EXERCISE GOAL:
Show every line containing "name" by copying it.

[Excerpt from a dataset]
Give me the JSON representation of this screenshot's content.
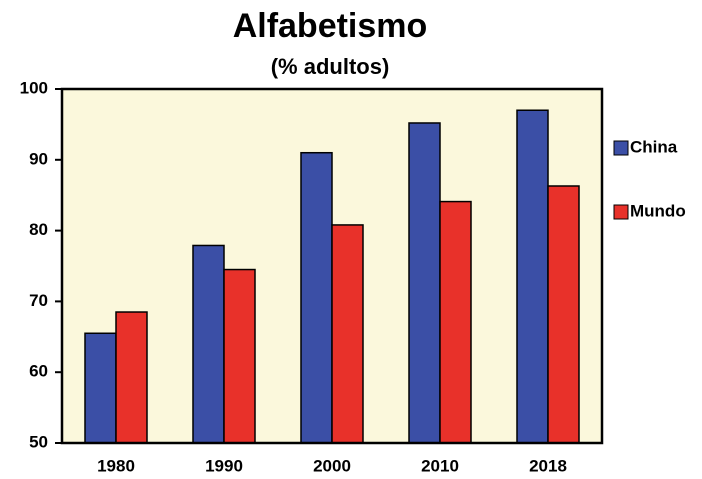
{
  "chart_data": {
    "type": "bar",
    "title": "Alfabetismo",
    "subtitle": "(% adultos)",
    "categories": [
      "1980",
      "1990",
      "2000",
      "2010",
      "2018"
    ],
    "series": [
      {
        "name": "China",
        "color": "#3b4fa6",
        "values": [
          65.5,
          77.9,
          91,
          95.2,
          97
        ]
      },
      {
        "name": "Mundo",
        "color": "#e8312a",
        "values": [
          68.5,
          74.5,
          80.8,
          84.1,
          86.3
        ]
      }
    ],
    "ylim": [
      50,
      100
    ],
    "yticks": [
      50,
      60,
      70,
      80,
      90,
      100
    ],
    "grid": false,
    "legend": "right"
  }
}
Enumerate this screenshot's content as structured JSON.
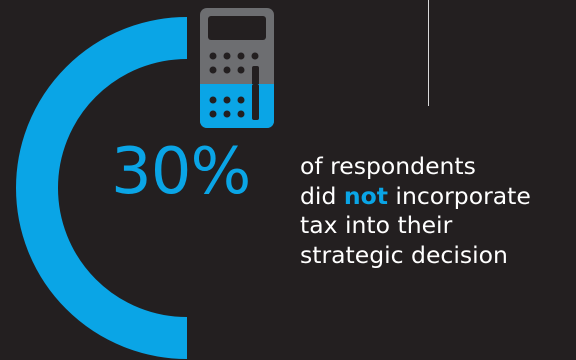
{
  "stat": {
    "percent": "30%",
    "share": 0.3,
    "line1": "of respondents",
    "line2_before": "did ",
    "line2_emphasis": "not",
    "line2_after": " incorporate",
    "line3": "tax into their",
    "line4": "strategic decision"
  },
  "icon": {
    "name": "calculator-icon"
  },
  "colors": {
    "background": "#231f20",
    "accent": "#0aa5e6",
    "icon_gray": "#6d6e71",
    "text": "#ffffff",
    "divider": "#d9d9d9"
  }
}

FULL OUTPUT:
        "name": "China",
        "name": "Mundo",
    "name": "calculator-icon"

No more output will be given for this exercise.